*** Given records ***
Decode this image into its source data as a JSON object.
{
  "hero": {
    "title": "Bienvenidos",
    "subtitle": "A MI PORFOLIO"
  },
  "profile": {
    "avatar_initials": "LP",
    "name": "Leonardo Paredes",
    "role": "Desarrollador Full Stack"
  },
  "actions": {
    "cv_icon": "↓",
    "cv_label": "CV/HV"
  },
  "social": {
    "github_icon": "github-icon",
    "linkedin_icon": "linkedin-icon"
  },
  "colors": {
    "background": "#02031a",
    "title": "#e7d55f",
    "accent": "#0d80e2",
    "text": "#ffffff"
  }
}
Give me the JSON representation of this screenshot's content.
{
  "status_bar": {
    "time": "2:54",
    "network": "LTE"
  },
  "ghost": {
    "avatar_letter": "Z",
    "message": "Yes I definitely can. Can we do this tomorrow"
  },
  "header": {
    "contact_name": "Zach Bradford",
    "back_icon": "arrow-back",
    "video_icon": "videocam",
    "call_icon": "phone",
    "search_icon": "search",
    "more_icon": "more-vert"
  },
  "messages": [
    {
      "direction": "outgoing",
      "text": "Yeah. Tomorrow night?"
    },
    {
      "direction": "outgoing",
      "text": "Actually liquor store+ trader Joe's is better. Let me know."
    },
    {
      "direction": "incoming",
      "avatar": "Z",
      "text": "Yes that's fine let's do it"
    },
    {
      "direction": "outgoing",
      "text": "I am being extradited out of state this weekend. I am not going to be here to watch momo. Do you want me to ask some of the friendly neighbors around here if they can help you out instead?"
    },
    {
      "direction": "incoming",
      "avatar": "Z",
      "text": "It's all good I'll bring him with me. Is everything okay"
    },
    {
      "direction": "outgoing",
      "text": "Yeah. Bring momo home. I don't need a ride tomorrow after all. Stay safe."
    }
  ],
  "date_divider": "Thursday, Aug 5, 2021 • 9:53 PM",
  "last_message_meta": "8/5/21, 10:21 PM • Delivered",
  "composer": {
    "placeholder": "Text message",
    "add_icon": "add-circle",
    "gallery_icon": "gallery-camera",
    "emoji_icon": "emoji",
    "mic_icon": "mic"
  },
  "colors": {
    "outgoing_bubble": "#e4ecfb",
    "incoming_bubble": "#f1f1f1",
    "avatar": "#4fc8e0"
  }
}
***
■ Given problem: Return every line containing "JSON".

■ Task result:
Decode this image into its source data as a JSON object.
Give me the JSON representation of this screenshot's content.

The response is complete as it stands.